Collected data
☆ ☆ ☆ ☆ ☆
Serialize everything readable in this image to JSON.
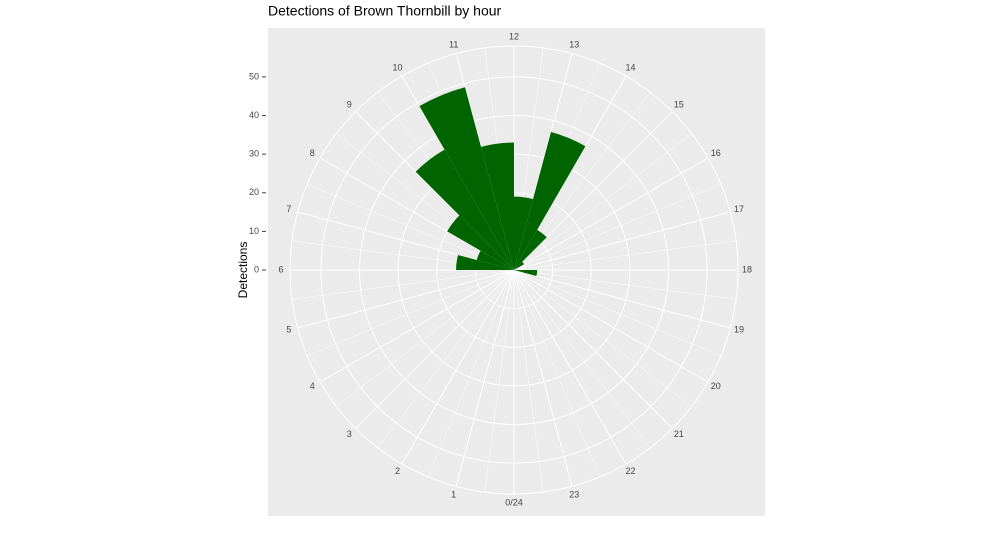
{
  "chart_data": {
    "type": "polar-bar",
    "title": "Detections of Brown Thornbill by hour",
    "y_label": "Detections",
    "categories": [
      {
        "value": 0,
        "label": "0/24"
      },
      1,
      2,
      3,
      4,
      5,
      6,
      7,
      8,
      9,
      10,
      11,
      12,
      13,
      14,
      15,
      16,
      17,
      18,
      19,
      20,
      21,
      22,
      23
    ],
    "values": [
      0,
      0,
      0,
      0,
      0,
      0,
      15,
      10,
      20,
      36,
      49,
      33,
      19,
      37,
      12,
      3,
      0,
      0,
      6,
      0,
      0,
      0,
      0,
      0
    ],
    "color": "#006400",
    "ylim": [
      0,
      58
    ],
    "yticks": [
      0,
      10,
      20,
      30,
      40,
      50
    ],
    "grid": true
  }
}
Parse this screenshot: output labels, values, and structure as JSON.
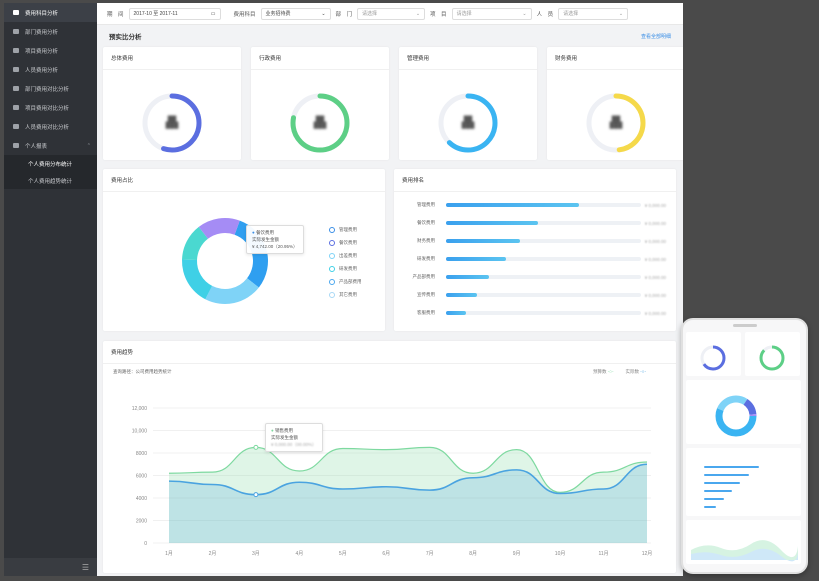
{
  "sidebar": {
    "items": [
      {
        "label": "费用科目分析",
        "active": true
      },
      {
        "label": "部门费用分析"
      },
      {
        "label": "项目费用分析"
      },
      {
        "label": "人员费用分析"
      },
      {
        "label": "部门费用对比分析"
      },
      {
        "label": "项目费用对比分析"
      },
      {
        "label": "人员费用对比分析"
      },
      {
        "label": "个人报表"
      }
    ],
    "subitems": [
      "个人费用分布统计",
      "个人费用趋势统计"
    ]
  },
  "filters": {
    "date_label": "期　间",
    "date_value": "2017-10 至 2017-11",
    "subject_label": "费用科目",
    "subject_value": "业务招待费",
    "dept_label": "部　门",
    "project_label": "项　目",
    "person_label": "人　员",
    "placeholder": "请选择"
  },
  "budget_section": {
    "title": "预实比分析",
    "link": "查看全部明细"
  },
  "stat_cards": [
    {
      "title": "总体费用",
      "color": "#5b6ee0"
    },
    {
      "title": "行政费用",
      "color": "#5dcf86"
    },
    {
      "title": "管理费用",
      "color": "#3ab4f2"
    },
    {
      "title": "财务费用",
      "color": "#f5d94a"
    }
  ],
  "share_card": {
    "title": "费用占比",
    "legend": [
      "管理费用",
      "餐饮费用",
      "出差费用",
      "研发费用",
      "产品部费用",
      "其它费用"
    ],
    "tooltip_title": "餐饮费用",
    "tooltip_sub": "实际发生金额",
    "tooltip_value": "¥ 4,742.00（20.95%）"
  },
  "rank_card": {
    "title": "费用排名",
    "rows": [
      {
        "label": "管理费用",
        "fill": 0.68
      },
      {
        "label": "餐饮费用",
        "fill": 0.47
      },
      {
        "label": "财务费用",
        "fill": 0.38
      },
      {
        "label": "研发费用",
        "fill": 0.31
      },
      {
        "label": "产品部费用",
        "fill": 0.22
      },
      {
        "label": "宣传费用",
        "fill": 0.16
      },
      {
        "label": "客服费用",
        "fill": 0.1
      }
    ]
  },
  "trend_card": {
    "title": "费用趋势",
    "subtitle": "查询路径：公司费用趋势统计",
    "legend_budget": "预算数",
    "legend_actual": "实际数",
    "tooltip_title": "销售费用",
    "tooltip_sub": "实际发生金额"
  },
  "chart_data": {
    "type": "area",
    "x": [
      "1月",
      "2月",
      "3月",
      "4月",
      "5月",
      "6月",
      "7月",
      "8月",
      "9月",
      "10月",
      "11月",
      "12月"
    ],
    "ylim": [
      0,
      12000
    ],
    "yticks": [
      "0",
      "2000",
      "4000",
      "6000",
      "8000",
      "10,000",
      "12,000"
    ],
    "series": [
      {
        "name": "预算数",
        "color": "#7ed9a0",
        "values": [
          6200,
          6300,
          8500,
          6400,
          8400,
          8300,
          8500,
          6200,
          8300,
          4500,
          6300,
          7200
        ]
      },
      {
        "name": "实际数",
        "color": "#4aa3e0",
        "values": [
          5500,
          5200,
          4300,
          5400,
          4800,
          5000,
          4700,
          5800,
          6500,
          4400,
          4800,
          7000
        ]
      }
    ]
  },
  "colors": {
    "accent": "#3a8ee6",
    "sidebar": "#2f3237"
  }
}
☆ ☆ ☆ ☆ ☆
> **Do this**
Report each line of the material above where the word "实际发生金额" appears.

> **Task output**
    "tooltip_sub": "实际发生金额",
    "tooltip_sub": "实际发生金额"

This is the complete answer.